* **Work to do**: Retype the whole listing verbatim and keep the pictures out of it.

* **Input**:
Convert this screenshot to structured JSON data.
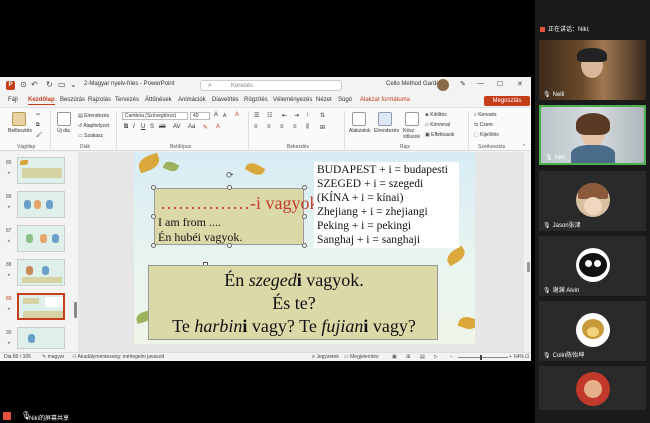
{
  "window": {
    "doc_title": "2-Magyar nyelv-fries - PowerPoint",
    "search_placeholder": "Keresés",
    "user_name": "Cello Method Gardian",
    "min": "—",
    "max": "☐",
    "close": "✕"
  },
  "menu": {
    "tabs": [
      "Fájl",
      "Kezdőlap",
      "Beszúrás",
      "Rajzolás",
      "Tervezés",
      "Áttűnések",
      "Animációk",
      "Diavetítés",
      "Rögzítés",
      "Véleményezés",
      "Nézet",
      "Súgó",
      "Alakzat formátuma"
    ],
    "share_label": "Megosztás"
  },
  "ribbon": {
    "paste": "Beillesztés",
    "new_slide": "Új dia",
    "layout": "Elrendezés",
    "reset": "Alaphelyzet",
    "section": "Szakasz",
    "font_name": "Cambria (Szövegtörzs)",
    "font_size": "40",
    "shapes": "Alakzatok",
    "arrange": "Elrendezés",
    "quick_styles": "Kész stílusok",
    "fill": "Kitöltés",
    "outline": "Körvonal",
    "effects": "Effektusok",
    "find": "Keresés",
    "replace": "Csere",
    "select": "Kijelölés",
    "group_clipboard": "Vágólap",
    "group_slides": "Diák",
    "group_font": "Betűtípus",
    "group_paragraph": "Bekezdés",
    "group_drawing": "Rajz",
    "group_editing": "Szerkesztés"
  },
  "thumbnails": {
    "numbers": [
      "85",
      "86",
      "87",
      "88",
      "89",
      "90"
    ],
    "selected_index": 4
  },
  "slide": {
    "left_box": {
      "title_dots": "……………",
      "title_suffix": "-i vagyok.",
      "line1": "I am from ....",
      "line2": "Én hubéi vagyok."
    },
    "right_box": {
      "lines": [
        "BUDAPEST + i = budapesti",
        "SZEGED + i = szegedi",
        "(KÍNA + i = kínai)",
        "Zhejiang + i = zhejiangi",
        "Peking + i = pekingi",
        "Sanghaj + i = sanghaji"
      ]
    },
    "bottom_box": {
      "line1_pre": "Én ",
      "line1_em": "szeged",
      "line1_strong": "i",
      "line1_post": " vagyok.",
      "line2": "És te?",
      "line3_pre": "Te ",
      "line3_em1": "harbin",
      "line3_strong1": "i",
      "line3_mid": " vagy? Te ",
      "line3_em2": "fujian",
      "line3_strong2": "i",
      "line3_post": " vagy?"
    }
  },
  "status": {
    "slide_info": "Dia 89 / 106",
    "language": "magyar",
    "accessibility": "Akadálymentesség: mérlegelni javasolt",
    "notes": "Jegyzetek",
    "display": "Megjelenítés",
    "zoom": "64%"
  },
  "share_bar": {
    "text": "Niki的屏幕共享"
  },
  "panel": {
    "speaking": "正在讲话：Niki;",
    "participants": [
      {
        "name": "Nelli"
      },
      {
        "name": "Niki"
      },
      {
        "name": "Jason张津"
      },
      {
        "name": "谢渊 Alvin"
      },
      {
        "name": "Colin陈怡坤"
      },
      {
        "name": ""
      }
    ]
  },
  "colors": {
    "accent": "#c43e1c",
    "slide_box": "#dcd9a8",
    "title_red": "#c0392b",
    "active_border": "#4caf50"
  }
}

* **Exercise solution**:
Convert this screenshot to structured JSON data.
{
  "window": {
    "doc_title": "2-Magyar nyelv-fries - PowerPoint",
    "search_placeholder": "Keresés",
    "user_name": "Cello Method Gardian",
    "min": "—",
    "max": "☐",
    "close": "✕"
  },
  "menu": {
    "tabs": [
      "Fájl",
      "Kezdőlap",
      "Beszúrás",
      "Rajzolás",
      "Tervezés",
      "Áttűnések",
      "Animációk",
      "Diavetítés",
      "Rögzítés",
      "Véleményezés",
      "Nézet",
      "Súgó",
      "Alakzat formátuma"
    ],
    "share_label": "Megosztás"
  },
  "ribbon": {
    "paste": "Beillesztés",
    "new_slide": "Új dia",
    "layout": "Elrendezés",
    "reset": "Alaphelyzet",
    "section": "Szakasz",
    "font_name": "Cambria (Szövegtörzs)",
    "font_size": "40",
    "shapes": "Alakzatok",
    "arrange": "Elrendezés",
    "quick_styles": "Kész stílusok",
    "fill": "Kitöltés",
    "outline": "Körvonal",
    "effects": "Effektusok",
    "find": "Keresés",
    "replace": "Csere",
    "select": "Kijelölés",
    "group_clipboard": "Vágólap",
    "group_slides": "Diák",
    "group_font": "Betűtípus",
    "group_paragraph": "Bekezdés",
    "group_drawing": "Rajz",
    "group_editing": "Szerkesztés"
  },
  "thumbnails": {
    "numbers": [
      "85",
      "86",
      "87",
      "88",
      "89",
      "90"
    ],
    "selected_index": 4
  },
  "slide": {
    "left_box": {
      "title_dots": "……………",
      "title_suffix": "-i vagyok.",
      "line1": "I am from ....",
      "line2": "Én hubéi vagyok."
    },
    "right_box": {
      "lines": [
        "BUDAPEST + i = budapesti",
        "SZEGED + i = szegedi",
        "(KÍNA + i = kínai)",
        "Zhejiang + i = zhejiangi",
        "Peking + i = pekingi",
        "Sanghaj + i = sanghaji"
      ]
    },
    "bottom_box": {
      "line1_pre": "Én ",
      "line1_em": "szeged",
      "line1_strong": "i",
      "line1_post": " vagyok.",
      "line2": "És te?",
      "line3_pre": "Te ",
      "line3_em1": "harbin",
      "line3_strong1": "i",
      "line3_mid": " vagy? Te ",
      "line3_em2": "fujian",
      "line3_strong2": "i",
      "line3_post": " vagy?"
    }
  },
  "status": {
    "slide_info": "Dia 89 / 106",
    "language": "magyar",
    "accessibility": "Akadálymentesség: mérlegelni javasolt",
    "notes": "Jegyzetek",
    "display": "Megjelenítés",
    "zoom": "64%"
  },
  "share_bar": {
    "text": "Niki的屏幕共享"
  },
  "panel": {
    "speaking": "正在讲话：Niki;",
    "participants": [
      {
        "name": "Nelli"
      },
      {
        "name": "Niki"
      },
      {
        "name": "Jason张津"
      },
      {
        "name": "谢渊 Alvin"
      },
      {
        "name": "Colin陈怡坤"
      },
      {
        "name": ""
      }
    ]
  },
  "colors": {
    "accent": "#c43e1c",
    "slide_box": "#dcd9a8",
    "title_red": "#c0392b",
    "active_border": "#4caf50"
  }
}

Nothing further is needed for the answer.